**STATED TASK:** Pick out every line holding the string "JSON" and copy it.

**THE RECORDS:**
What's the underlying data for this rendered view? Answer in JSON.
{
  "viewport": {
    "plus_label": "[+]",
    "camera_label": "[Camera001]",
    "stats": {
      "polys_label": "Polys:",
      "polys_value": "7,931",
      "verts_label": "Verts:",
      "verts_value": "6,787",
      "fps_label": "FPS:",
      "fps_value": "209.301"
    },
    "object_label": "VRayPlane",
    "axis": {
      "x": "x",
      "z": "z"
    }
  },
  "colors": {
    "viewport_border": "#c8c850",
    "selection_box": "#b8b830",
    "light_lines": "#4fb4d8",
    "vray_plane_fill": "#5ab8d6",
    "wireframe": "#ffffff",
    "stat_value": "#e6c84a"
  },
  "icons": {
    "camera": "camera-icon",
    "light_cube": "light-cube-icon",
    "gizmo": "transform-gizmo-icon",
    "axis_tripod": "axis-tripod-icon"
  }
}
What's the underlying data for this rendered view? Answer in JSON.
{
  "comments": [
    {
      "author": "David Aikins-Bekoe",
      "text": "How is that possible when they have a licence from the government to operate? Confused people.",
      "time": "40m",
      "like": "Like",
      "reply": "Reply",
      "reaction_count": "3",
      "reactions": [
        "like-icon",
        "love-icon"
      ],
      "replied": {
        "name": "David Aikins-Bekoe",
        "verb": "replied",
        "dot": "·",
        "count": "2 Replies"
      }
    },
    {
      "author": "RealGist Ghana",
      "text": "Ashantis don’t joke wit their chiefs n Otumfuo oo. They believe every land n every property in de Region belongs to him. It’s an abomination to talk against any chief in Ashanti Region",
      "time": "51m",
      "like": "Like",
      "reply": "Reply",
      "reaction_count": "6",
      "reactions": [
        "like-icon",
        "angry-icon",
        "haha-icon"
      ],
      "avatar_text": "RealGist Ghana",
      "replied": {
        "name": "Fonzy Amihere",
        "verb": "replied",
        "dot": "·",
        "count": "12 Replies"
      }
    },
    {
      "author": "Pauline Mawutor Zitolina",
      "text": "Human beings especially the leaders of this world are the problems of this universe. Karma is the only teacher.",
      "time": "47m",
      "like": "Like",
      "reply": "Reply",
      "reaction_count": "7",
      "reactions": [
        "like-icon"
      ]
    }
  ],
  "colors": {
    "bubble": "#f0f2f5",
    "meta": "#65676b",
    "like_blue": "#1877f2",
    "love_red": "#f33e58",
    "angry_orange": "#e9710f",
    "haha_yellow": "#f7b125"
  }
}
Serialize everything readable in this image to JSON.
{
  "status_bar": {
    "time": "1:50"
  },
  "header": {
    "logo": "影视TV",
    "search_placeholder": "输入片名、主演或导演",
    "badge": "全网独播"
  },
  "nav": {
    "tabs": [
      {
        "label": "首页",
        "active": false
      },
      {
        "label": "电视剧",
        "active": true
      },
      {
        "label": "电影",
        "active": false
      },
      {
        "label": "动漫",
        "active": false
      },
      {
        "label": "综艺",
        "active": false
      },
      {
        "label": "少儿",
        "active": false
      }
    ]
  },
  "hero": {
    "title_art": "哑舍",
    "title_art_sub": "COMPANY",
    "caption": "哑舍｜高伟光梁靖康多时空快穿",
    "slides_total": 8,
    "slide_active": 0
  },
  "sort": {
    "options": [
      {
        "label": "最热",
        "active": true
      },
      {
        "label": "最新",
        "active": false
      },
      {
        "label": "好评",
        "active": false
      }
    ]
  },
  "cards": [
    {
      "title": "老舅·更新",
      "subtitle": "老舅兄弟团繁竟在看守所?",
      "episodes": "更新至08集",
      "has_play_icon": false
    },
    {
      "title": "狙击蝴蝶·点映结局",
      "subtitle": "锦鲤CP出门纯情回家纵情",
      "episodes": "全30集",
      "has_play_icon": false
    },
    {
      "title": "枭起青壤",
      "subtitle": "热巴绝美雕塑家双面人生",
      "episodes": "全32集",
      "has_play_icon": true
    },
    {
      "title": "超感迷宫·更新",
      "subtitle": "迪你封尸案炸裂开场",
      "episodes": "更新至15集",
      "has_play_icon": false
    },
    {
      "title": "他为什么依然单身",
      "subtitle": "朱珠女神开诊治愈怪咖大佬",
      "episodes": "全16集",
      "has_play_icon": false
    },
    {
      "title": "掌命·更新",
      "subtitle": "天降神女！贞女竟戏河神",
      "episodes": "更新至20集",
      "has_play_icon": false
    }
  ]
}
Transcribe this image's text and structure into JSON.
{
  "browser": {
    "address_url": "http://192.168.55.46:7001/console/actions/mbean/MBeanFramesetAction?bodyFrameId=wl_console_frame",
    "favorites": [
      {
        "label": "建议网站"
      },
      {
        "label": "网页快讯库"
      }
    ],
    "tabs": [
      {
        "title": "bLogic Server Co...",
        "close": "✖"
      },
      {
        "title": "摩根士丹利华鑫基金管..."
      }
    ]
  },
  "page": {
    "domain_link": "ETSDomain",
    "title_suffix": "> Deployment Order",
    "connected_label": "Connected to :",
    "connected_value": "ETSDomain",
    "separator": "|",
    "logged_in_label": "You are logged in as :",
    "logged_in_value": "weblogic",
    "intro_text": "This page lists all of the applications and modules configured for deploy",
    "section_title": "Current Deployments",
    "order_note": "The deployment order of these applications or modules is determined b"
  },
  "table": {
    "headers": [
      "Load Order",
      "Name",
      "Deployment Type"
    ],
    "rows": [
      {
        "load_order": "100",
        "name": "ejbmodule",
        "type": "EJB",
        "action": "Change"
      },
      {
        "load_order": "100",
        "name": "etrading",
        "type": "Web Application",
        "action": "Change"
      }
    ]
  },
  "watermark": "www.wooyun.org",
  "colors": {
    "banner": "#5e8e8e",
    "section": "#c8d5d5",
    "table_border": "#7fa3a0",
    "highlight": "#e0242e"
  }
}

**EXERCISE OUTPUT:**
What's the underlying data for this rendered view? Answer in JSON.
What's the underlying data for this rendered view? Answer in JSON.
Serialize everything readable in this image to JSON.
Transcribe this image's text and structure into JSON.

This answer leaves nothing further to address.